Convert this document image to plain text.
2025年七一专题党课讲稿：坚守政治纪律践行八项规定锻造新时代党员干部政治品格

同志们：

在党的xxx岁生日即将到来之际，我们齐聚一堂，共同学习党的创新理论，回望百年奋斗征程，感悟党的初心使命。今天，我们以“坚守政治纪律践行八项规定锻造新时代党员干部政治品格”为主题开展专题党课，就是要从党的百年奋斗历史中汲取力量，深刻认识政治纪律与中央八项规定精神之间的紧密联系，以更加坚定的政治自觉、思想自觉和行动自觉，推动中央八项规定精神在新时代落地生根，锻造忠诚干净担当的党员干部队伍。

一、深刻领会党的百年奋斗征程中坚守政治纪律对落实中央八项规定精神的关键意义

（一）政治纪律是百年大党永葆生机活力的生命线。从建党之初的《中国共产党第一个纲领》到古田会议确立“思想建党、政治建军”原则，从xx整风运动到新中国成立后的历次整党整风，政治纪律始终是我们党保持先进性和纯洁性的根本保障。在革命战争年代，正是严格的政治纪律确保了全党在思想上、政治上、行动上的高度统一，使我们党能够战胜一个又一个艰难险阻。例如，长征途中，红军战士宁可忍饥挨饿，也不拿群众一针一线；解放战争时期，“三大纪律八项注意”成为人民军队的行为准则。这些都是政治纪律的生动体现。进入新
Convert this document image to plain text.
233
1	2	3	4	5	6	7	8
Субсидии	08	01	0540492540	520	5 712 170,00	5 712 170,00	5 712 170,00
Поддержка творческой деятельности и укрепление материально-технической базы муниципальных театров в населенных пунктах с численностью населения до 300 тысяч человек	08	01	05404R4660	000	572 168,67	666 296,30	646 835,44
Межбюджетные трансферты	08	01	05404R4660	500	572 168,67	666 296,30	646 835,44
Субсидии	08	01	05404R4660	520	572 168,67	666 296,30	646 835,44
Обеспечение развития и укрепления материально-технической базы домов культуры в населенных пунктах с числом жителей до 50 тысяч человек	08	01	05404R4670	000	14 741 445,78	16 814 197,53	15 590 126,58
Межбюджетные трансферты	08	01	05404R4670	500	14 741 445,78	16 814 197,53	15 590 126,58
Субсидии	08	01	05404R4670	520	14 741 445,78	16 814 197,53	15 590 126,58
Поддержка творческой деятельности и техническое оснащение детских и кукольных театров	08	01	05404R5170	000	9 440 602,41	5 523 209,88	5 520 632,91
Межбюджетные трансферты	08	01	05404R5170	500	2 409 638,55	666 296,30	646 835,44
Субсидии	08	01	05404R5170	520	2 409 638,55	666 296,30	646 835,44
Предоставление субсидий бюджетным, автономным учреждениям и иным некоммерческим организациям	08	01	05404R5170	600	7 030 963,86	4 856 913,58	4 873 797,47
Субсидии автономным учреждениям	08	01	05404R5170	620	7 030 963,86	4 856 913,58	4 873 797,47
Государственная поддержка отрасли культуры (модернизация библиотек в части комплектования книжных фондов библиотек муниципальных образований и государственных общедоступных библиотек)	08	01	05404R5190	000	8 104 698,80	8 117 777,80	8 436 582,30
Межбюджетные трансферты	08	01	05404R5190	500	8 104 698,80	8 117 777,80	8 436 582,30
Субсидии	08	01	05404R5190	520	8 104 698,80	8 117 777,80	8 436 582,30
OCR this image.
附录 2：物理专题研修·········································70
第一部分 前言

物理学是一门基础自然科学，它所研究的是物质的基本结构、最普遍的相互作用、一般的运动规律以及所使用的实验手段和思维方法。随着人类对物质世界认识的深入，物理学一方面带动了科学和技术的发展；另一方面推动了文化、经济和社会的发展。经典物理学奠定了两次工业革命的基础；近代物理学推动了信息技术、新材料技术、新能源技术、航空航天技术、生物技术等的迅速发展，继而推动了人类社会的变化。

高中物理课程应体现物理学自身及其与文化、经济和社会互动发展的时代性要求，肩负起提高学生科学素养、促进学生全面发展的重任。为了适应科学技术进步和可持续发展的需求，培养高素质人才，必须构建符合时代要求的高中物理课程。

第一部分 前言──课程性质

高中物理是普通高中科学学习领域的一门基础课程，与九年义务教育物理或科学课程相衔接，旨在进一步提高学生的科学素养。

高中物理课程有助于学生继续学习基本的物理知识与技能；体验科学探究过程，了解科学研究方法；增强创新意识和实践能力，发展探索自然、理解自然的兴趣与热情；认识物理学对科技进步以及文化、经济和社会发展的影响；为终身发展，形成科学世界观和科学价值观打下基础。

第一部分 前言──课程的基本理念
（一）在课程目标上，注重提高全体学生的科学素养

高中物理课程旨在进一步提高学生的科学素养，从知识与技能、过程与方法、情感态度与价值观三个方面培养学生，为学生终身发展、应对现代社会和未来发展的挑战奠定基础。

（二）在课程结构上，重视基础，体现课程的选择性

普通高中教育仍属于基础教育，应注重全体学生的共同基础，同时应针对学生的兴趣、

※

## Objective
Please output every record, keeping each line exact.

## Task response
Convert this document image to plain text.
2025年七一专题党课讲稿：坚守政治纪律践行八项规定锻造新时代党员干部政治品格

同志们：

在党的xxx岁生日即将到来之际，我们齐聚一堂，共同学习党的创新理论，回望百年奋斗征程，感悟党的初心使命。今天，我们以“坚守政治纪律践行八项规定锻造新时代党员干部政治品格”为主题开展专题党课，就是要从党的百年奋斗历史中汲取力量，深刻认识政治纪律与中央八项规定精神之间的紧密联系，以更加坚定的政治自觉、思想自觉和行动自觉，推动中央八项规定精神在新时代落地生根，锻造忠诚干净担当的党员干部队伍。

一、深刻领会党的百年奋斗征程中坚守政治纪律对落实中央八项规定精神的关键意义

（一）政治纪律是百年大党永葆生机活力的生命线。从建党之初的《中国共产党第一个纲领》到古田会议确立“思想建党、政治建军”原则，从xx整风运动到新中国成立后的历次整党整风，政治纪律始终是我们党保持先进性和纯洁性的根本保障。在革命战争年代，正是严格的政治纪律确保了全党在思想上、政治上、行动上的高度统一，使我们党能够战胜一个又一个艰难险阻。例如，长征途中，红军战士宁可忍饥挨饿，也不拿群众一针一线；解放战争时期，“三大纪律八项注意”成为人民军队的行为准则。这些都是政治纪律的生动体现。进入新
Convert this document image to plain text.
233
1	2	3	4	5	6	7	8
Субсидии	08	01	0540492540	520	5 712 170,00	5 712 170,00	5 712 170,00
Поддержка творческой деятельности и укрепление материально-технической базы муниципальных театров в населенных пунктах с численностью населения до 300 тысяч человек	08	01	05404R4660	000	572 168,67	666 296,30	646 835,44
Межбюджетные трансферты	08	01	05404R4660	500	572 168,67	666 296,30	646 835,44
Субсидии	08	01	05404R4660	520	572 168,67	666 296,30	646 835,44
Обеспечение развития и укрепления материально-технической базы домов культуры в населенных пунктах с числом жителей до 50 тысяч человек	08	01	05404R4670	000	14 741 445,78	16 814 197,53	15 590 126,58
Межбюджетные трансферты	08	01	05404R4670	500	14 741 445,78	16 814 197,53	15 590 126,58
Субсидии	08	01	05404R4670	520	14 741 445,78	16 814 197,53	15 590 126,58
Поддержка творческой деятельности и техническое оснащение детских и кукольных театров	08	01	05404R5170	000	9 440 602,41	5 523 209,88	5 520 632,91
Межбюджетные трансферты	08	01	05404R5170	500	2 409 638,55	666 296,30	646 835,44
Субсидии	08	01	05404R5170	520	2 409 638,55	666 296,30	646 835,44
Предоставление субсидий бюджетным, автономным учреждениям и иным некоммерческим организациям	08	01	05404R5170	600	7 030 963,86	4 856 913,58	4 873 797,47
Субсидии автономным учреждениям	08	01	05404R5170	620	7 030 963,86	4 856 913,58	4 873 797,47
Государственная поддержка отрасли культуры (модернизация библиотек в части комплектования книжных фондов библиотек муниципальных образований и государственных общедоступных библиотек)	08	01	05404R5190	000	8 104 698,80	8 117 777,80	8 436 582,30
Межбюджетные трансферты	08	01	05404R5190	500	8 104 698,80	8 117 777,80	8 436 582,30
Субсидии	08	01	05404R5190	520	8 104 698,80	8 117 777,80	8 436 582,30
OCR this image.
附录 2：物理专题研修·········································70
第一部分 前言

物理学是一门基础自然科学，它所研究的是物质的基本结构、最普遍的相互作用、一般的运动规律以及所使用的实验手段和思维方法。随着人类对物质世界认识的深入，物理学一方面带动了科学和技术的发展；另一方面推动了文化、经济和社会的发展。经典物理学奠定了两次工业革命的基础；近代物理学推动了信息技术、新材料技术、新能源技术、航空航天技术、生物技术等的迅速发展，继而推动了人类社会的变化。

高中物理课程应体现物理学自身及其与文化、经济和社会互动发展的时代性要求，肩负起提高学生科学素养、促进学生全面发展的重任。为了适应科学技术进步和可持续发展的需求，培养高素质人才，必须构建符合时代要求的高中物理课程。

第一部分 前言──课程性质

高中物理是普通高中科学学习领域的一门基础课程，与九年义务教育物理或科学课程相衔接，旨在进一步提高学生的科学素养。

高中物理课程有助于学生继续学习基本的物理知识与技能；体验科学探究过程，了解科学研究方法；增强创新意识和实践能力，发展探索自然、理解自然的兴趣与热情；认识物理学对科技进步以及文化、经济和社会发展的影响；为终身发展，形成科学世界观和科学价值观打下基础。

第一部分 前言──课程的基本理念
（一）在课程目标上，注重提高全体学生的科学素养

高中物理课程旨在进一步提高学生的科学素养，从知识与技能、过程与方法、情感态度与价值观三个方面培养学生，为学生终身发展、应对现代社会和未来发展的挑战奠定基础。

（二）在课程结构上，重视基础，体现课程的选择性

普通高中教育仍属于基础教育，应注重全体学生的共同基础，同时应针对学生的兴趣、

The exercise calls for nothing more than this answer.